| DIRECTIONS FOR THIS TASK |
For each line that holds "title", copy the line out.

○ ○ ○ ○ ○

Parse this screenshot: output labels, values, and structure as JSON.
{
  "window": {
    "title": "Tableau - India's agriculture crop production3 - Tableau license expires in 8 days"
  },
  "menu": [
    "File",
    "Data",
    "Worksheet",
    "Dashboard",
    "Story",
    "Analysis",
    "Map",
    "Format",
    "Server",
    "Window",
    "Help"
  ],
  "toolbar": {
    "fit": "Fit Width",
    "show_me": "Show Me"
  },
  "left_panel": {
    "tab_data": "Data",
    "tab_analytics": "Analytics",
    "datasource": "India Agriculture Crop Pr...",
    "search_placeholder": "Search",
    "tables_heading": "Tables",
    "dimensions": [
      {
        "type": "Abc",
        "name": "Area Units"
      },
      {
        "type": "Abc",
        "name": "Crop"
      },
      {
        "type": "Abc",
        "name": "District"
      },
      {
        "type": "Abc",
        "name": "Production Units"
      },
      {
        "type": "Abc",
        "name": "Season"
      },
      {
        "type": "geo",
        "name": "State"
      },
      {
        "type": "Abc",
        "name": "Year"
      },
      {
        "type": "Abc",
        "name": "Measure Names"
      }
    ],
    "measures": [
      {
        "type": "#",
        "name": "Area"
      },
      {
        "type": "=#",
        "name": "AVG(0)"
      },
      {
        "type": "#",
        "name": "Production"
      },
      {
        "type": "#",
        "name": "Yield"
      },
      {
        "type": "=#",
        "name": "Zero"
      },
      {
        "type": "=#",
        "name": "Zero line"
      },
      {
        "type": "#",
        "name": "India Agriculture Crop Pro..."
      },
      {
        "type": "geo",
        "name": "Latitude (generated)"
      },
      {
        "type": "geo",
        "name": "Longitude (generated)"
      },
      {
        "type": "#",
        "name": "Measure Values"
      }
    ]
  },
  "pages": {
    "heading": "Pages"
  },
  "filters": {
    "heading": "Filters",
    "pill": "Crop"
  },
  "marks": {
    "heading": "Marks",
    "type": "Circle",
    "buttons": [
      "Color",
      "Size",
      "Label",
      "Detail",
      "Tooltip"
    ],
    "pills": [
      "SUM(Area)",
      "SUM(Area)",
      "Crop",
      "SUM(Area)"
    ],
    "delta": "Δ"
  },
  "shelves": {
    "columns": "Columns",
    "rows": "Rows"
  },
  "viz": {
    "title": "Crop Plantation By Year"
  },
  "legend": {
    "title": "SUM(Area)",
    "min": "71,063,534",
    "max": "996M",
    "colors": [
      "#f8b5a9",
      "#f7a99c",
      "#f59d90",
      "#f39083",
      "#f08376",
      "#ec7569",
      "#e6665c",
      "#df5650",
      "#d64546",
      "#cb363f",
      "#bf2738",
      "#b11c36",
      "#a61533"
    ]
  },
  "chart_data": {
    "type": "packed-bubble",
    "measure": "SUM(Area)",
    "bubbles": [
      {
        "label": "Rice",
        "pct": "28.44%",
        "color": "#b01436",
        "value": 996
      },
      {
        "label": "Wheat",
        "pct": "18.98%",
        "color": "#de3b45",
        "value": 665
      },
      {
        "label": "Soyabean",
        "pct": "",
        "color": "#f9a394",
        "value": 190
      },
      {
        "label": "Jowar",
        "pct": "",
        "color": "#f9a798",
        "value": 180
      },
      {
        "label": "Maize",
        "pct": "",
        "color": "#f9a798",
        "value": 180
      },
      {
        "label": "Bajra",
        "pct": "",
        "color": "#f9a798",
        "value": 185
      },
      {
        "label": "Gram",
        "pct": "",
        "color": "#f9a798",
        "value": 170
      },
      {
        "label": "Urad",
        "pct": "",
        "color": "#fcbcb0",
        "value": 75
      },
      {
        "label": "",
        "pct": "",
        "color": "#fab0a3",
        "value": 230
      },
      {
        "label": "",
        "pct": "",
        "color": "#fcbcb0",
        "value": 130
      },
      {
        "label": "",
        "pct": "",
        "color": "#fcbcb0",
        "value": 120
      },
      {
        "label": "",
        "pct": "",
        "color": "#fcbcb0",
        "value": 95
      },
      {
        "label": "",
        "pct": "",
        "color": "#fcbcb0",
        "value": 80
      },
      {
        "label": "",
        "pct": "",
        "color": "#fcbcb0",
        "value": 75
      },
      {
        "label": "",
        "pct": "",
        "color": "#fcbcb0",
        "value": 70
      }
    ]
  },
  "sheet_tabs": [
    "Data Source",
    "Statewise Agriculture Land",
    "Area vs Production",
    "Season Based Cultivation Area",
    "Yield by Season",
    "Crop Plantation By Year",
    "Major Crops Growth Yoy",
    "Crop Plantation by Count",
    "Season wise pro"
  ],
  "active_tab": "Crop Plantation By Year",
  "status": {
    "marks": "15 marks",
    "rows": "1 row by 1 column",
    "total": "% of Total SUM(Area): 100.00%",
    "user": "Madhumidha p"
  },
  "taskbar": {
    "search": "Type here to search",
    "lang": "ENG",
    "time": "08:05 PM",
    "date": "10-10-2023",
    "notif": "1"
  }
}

○ ○ ○ ○ ○

| FINAL ANSWER |
    "title": "Tableau - India's agriculture crop production3 - Tableau license expires in 8 days"
    "title": "Crop Plantation By Year"
    "title": "SUM(Area)",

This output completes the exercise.